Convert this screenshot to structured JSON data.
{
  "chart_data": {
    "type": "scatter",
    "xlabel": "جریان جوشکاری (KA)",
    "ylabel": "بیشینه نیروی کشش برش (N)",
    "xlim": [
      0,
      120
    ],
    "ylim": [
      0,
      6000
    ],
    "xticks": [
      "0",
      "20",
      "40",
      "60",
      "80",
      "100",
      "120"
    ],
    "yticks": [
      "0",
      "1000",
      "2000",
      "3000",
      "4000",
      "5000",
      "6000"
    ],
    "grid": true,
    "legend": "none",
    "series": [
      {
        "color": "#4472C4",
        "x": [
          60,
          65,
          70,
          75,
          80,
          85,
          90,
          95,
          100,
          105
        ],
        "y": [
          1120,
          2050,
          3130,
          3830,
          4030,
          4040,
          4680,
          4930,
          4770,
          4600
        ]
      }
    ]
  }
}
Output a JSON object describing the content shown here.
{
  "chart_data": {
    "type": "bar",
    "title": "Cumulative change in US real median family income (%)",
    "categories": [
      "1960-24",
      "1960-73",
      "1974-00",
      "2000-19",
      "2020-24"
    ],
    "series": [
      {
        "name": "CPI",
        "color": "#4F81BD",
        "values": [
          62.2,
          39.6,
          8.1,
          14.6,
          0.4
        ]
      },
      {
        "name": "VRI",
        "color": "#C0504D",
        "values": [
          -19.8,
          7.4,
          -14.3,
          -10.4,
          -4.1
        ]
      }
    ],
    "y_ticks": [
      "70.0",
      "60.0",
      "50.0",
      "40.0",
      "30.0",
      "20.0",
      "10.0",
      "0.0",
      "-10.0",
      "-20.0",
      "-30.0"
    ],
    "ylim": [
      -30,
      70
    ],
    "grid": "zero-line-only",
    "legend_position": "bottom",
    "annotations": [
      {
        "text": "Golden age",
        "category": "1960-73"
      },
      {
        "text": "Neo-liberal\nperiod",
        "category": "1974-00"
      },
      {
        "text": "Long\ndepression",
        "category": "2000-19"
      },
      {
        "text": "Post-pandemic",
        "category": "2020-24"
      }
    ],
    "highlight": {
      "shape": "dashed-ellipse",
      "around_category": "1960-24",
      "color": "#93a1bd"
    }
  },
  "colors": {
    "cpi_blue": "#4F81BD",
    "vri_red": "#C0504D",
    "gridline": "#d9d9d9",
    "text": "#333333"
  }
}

◇ ◇ ◇ ◇ ◇ ◇ ◇

- GOAL:
Quote the whole listing above, leaving nothing out.

- SOLUTION TO THE PROBLEM:
Convert this screenshot to structured JSON data.
{
  "chart_data": {
    "type": "scatter",
    "xlabel": "جریان جوشکاری (KA)",
    "ylabel": "بیشینه نیروی کشش برش (N)",
    "xlim": [
      0,
      120
    ],
    "ylim": [
      0,
      6000
    ],
    "xticks": [
      "0",
      "20",
      "40",
      "60",
      "80",
      "100",
      "120"
    ],
    "yticks": [
      "0",
      "1000",
      "2000",
      "3000",
      "4000",
      "5000",
      "6000"
    ],
    "grid": true,
    "legend": "none",
    "series": [
      {
        "color": "#4472C4",
        "x": [
          60,
          65,
          70,
          75,
          80,
          85,
          90,
          95,
          100,
          105
        ],
        "y": [
          1120,
          2050,
          3130,
          3830,
          4030,
          4040,
          4680,
          4930,
          4770,
          4600
        ]
      }
    ]
  }
}
Output a JSON object describing the content shown here.
{
  "chart_data": {
    "type": "bar",
    "title": "Cumulative change in US real median family income (%)",
    "categories": [
      "1960-24",
      "1960-73",
      "1974-00",
      "2000-19",
      "2020-24"
    ],
    "series": [
      {
        "name": "CPI",
        "color": "#4F81BD",
        "values": [
          62.2,
          39.6,
          8.1,
          14.6,
          0.4
        ]
      },
      {
        "name": "VRI",
        "color": "#C0504D",
        "values": [
          -19.8,
          7.4,
          -14.3,
          -10.4,
          -4.1
        ]
      }
    ],
    "y_ticks": [
      "70.0",
      "60.0",
      "50.0",
      "40.0",
      "30.0",
      "20.0",
      "10.0",
      "0.0",
      "-10.0",
      "-20.0",
      "-30.0"
    ],
    "ylim": [
      -30,
      70
    ],
    "grid": "zero-line-only",
    "legend_position": "bottom",
    "annotations": [
      {
        "text": "Golden age",
        "category": "1960-73"
      },
      {
        "text": "Neo-liberal\nperiod",
        "category": "1974-00"
      },
      {
        "text": "Long\ndepression",
        "category": "2000-19"
      },
      {
        "text": "Post-pandemic",
        "category": "2020-24"
      }
    ],
    "highlight": {
      "shape": "dashed-ellipse",
      "around_category": "1960-24",
      "color": "#93a1bd"
    }
  },
  "colors": {
    "cpi_blue": "#4F81BD",
    "vri_red": "#C0504D",
    "gridline": "#d9d9d9",
    "text": "#333333"
  }
}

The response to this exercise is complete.